+++ Record set

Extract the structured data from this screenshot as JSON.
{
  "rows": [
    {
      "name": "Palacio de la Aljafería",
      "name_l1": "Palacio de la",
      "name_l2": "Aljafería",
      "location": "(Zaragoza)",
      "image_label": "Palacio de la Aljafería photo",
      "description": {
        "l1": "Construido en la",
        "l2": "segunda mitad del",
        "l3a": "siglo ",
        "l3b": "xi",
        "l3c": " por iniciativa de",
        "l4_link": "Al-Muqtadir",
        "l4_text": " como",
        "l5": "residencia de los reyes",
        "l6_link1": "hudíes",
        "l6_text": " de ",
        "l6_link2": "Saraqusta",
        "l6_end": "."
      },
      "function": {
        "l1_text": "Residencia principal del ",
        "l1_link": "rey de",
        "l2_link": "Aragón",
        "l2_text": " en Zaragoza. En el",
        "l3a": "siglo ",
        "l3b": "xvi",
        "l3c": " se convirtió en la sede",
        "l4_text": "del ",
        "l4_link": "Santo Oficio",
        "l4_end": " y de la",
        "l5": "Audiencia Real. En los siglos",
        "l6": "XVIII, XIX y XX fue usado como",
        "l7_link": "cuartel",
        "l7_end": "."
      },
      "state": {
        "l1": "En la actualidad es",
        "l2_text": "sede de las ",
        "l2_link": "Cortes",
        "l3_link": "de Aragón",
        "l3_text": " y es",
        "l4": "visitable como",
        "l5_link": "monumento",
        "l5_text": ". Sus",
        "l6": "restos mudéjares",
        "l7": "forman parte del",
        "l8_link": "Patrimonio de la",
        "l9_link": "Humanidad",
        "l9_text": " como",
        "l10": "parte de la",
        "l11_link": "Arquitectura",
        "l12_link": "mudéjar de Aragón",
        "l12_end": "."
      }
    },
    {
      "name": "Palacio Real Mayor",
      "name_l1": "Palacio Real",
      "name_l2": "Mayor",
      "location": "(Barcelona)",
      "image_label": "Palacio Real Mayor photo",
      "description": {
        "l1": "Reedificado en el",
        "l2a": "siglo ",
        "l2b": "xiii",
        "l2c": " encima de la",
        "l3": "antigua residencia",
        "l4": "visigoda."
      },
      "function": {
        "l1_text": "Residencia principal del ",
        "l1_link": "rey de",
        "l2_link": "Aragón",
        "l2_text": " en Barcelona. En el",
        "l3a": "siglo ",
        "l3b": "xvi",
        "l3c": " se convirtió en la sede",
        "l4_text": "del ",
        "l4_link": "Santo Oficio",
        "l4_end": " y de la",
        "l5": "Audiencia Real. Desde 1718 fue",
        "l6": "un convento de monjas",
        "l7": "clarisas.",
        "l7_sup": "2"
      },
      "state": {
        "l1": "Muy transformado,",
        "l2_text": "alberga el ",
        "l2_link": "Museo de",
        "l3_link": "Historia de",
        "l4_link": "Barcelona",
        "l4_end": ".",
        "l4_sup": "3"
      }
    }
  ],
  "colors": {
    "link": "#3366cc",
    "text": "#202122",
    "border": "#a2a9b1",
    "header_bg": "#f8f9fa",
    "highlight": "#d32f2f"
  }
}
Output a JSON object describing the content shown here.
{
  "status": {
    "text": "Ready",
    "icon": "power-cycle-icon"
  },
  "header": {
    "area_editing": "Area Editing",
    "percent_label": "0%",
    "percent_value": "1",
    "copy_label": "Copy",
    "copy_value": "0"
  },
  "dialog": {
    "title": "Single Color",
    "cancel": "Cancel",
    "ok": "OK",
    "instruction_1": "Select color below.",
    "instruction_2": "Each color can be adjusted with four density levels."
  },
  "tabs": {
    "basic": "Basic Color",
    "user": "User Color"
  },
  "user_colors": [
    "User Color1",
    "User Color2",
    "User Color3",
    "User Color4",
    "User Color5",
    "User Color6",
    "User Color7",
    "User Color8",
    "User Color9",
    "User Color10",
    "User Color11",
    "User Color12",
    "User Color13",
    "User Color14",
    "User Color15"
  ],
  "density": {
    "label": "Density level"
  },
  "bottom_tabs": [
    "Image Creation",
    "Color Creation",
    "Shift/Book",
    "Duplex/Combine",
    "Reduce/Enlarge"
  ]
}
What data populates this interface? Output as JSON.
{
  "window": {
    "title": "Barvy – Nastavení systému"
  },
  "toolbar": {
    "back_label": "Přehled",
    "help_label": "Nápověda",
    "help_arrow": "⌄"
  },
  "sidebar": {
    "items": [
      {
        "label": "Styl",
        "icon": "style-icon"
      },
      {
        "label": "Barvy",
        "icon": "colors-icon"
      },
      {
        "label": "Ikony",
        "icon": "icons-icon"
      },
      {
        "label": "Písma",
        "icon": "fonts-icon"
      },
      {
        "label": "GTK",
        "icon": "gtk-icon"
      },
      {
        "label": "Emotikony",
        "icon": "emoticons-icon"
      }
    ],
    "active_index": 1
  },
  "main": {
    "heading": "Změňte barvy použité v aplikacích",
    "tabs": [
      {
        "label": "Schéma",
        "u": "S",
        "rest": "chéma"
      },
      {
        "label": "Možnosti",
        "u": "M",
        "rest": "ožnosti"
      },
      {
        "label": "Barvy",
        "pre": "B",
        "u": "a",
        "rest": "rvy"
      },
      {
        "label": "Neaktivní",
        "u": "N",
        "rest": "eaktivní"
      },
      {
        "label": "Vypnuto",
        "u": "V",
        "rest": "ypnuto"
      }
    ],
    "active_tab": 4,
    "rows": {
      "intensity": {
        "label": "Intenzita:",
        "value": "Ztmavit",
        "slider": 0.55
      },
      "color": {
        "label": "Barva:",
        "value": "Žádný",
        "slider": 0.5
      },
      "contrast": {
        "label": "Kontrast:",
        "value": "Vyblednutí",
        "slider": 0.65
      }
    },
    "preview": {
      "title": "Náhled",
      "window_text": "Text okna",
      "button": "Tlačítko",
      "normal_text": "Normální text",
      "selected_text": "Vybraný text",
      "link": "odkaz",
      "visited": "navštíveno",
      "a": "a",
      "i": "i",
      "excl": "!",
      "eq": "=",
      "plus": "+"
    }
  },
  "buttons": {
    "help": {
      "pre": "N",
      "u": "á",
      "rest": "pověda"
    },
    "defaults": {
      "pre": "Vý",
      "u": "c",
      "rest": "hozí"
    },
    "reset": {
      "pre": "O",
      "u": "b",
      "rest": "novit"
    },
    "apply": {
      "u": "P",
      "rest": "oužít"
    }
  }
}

++++++

Return every line above that contains the word "Real".

Written response:
        "l5": "Audiencia Real. En los siglos",
      "name": "Palacio Real Mayor",
      "name_l1": "Palacio Real",
      "image_label": "Palacio Real Mayor photo",
        "l5": "Audiencia Real. Desde 1718 fue",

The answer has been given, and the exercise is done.